--- begin Material provided ---

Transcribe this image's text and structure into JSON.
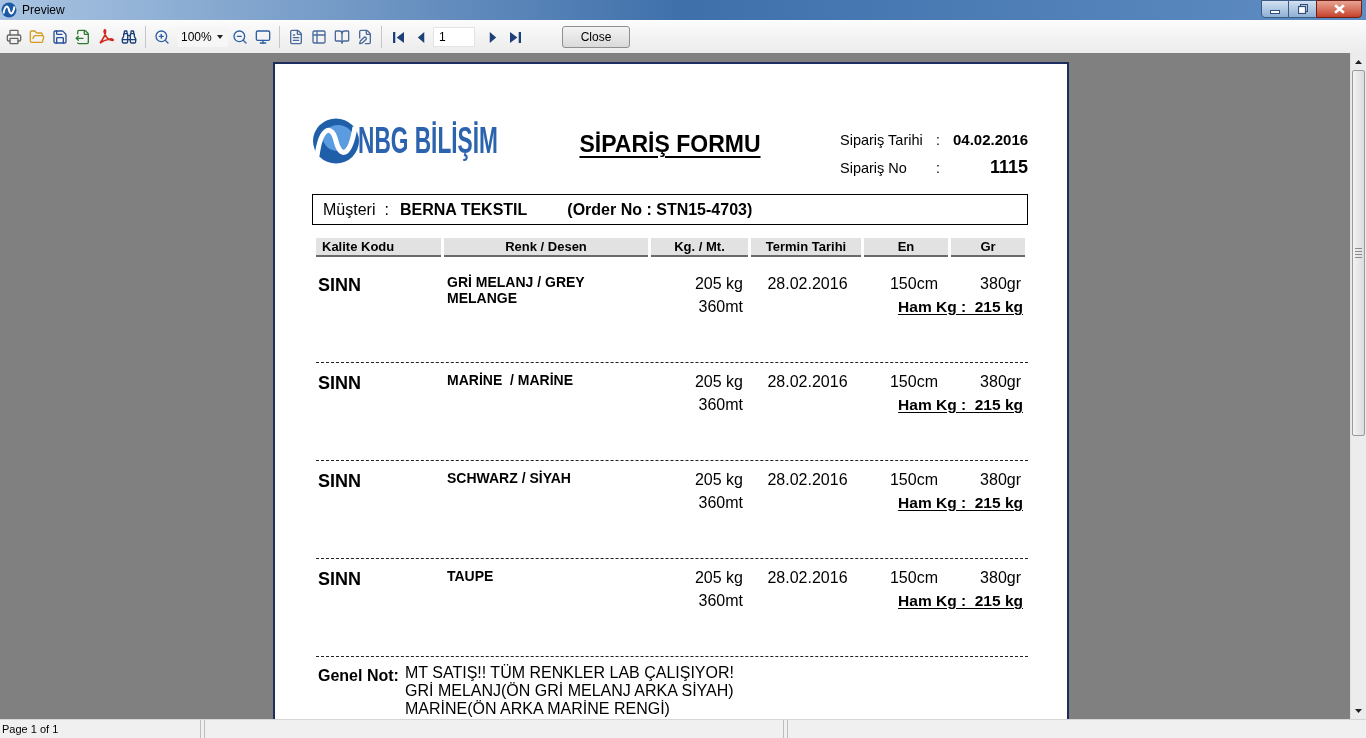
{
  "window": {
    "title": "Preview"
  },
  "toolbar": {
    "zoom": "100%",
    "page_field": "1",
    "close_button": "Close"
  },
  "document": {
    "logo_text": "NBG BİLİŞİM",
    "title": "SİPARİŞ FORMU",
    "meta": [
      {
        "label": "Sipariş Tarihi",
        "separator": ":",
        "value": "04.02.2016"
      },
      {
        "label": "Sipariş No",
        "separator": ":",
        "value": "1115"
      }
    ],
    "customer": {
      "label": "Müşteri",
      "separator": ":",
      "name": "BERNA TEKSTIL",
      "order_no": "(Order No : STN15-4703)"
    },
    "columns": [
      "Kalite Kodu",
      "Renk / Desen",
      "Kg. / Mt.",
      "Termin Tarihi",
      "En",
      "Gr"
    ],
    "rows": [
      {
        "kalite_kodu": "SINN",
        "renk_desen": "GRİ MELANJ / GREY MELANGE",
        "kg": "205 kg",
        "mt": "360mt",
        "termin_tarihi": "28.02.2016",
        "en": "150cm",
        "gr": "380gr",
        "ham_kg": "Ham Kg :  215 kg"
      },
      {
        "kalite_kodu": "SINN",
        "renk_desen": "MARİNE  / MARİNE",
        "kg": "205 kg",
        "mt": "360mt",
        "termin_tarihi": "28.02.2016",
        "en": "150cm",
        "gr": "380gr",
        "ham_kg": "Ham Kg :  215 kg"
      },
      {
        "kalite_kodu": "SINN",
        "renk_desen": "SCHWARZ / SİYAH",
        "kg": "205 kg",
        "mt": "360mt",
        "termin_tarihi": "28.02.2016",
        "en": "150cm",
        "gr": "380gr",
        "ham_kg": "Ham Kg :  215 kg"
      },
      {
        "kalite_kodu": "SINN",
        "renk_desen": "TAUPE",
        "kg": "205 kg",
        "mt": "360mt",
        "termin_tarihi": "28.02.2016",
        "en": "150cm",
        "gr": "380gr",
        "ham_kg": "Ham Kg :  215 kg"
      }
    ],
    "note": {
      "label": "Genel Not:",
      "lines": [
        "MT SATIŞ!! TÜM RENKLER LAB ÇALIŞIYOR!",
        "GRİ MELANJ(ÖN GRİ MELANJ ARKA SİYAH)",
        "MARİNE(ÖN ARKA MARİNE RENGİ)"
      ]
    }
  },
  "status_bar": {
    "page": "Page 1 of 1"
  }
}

--- end Material provided ---
--- begin Material provided ---

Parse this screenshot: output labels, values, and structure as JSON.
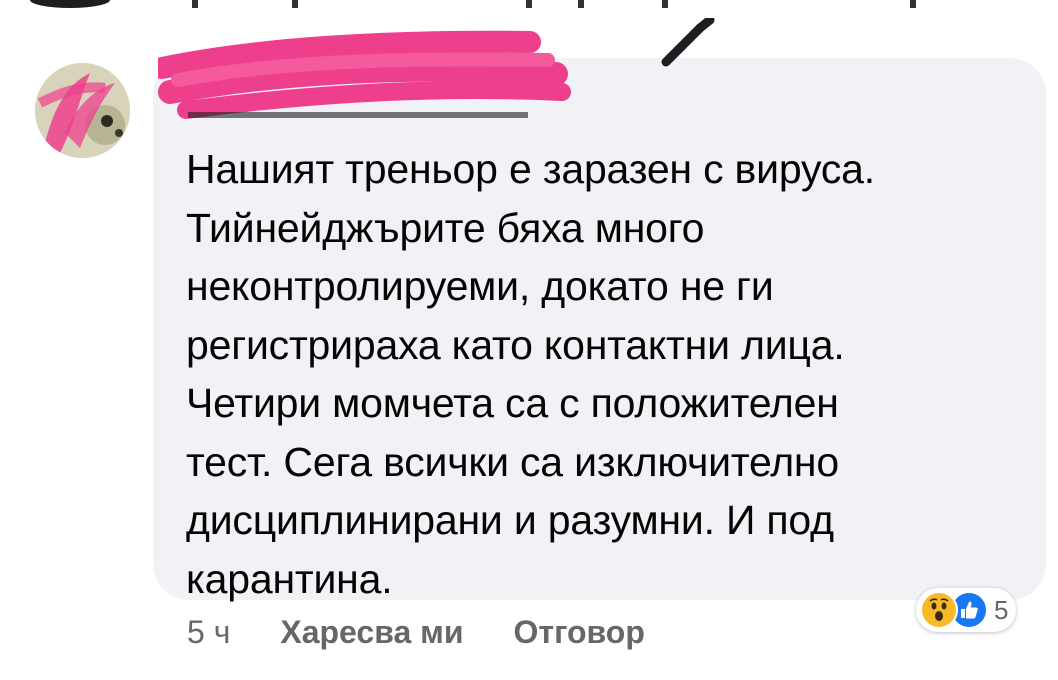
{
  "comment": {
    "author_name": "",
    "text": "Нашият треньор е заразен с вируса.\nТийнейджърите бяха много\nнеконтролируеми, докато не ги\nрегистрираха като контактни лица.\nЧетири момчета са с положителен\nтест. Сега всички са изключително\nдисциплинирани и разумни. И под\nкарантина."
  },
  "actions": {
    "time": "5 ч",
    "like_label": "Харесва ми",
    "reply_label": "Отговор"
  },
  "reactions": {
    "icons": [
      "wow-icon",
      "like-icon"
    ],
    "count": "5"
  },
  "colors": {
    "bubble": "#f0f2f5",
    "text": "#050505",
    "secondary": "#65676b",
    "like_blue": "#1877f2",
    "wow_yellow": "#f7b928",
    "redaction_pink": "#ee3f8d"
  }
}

--- end Material provided ---

Directions – Each line in the data that holds the string "MARİNE" should be found and copied.

Solution to this task –
        "renk_desen": "MARİNE  / MARİNE",
        "MARİNE(ÖN ARKA MARİNE RENGİ)"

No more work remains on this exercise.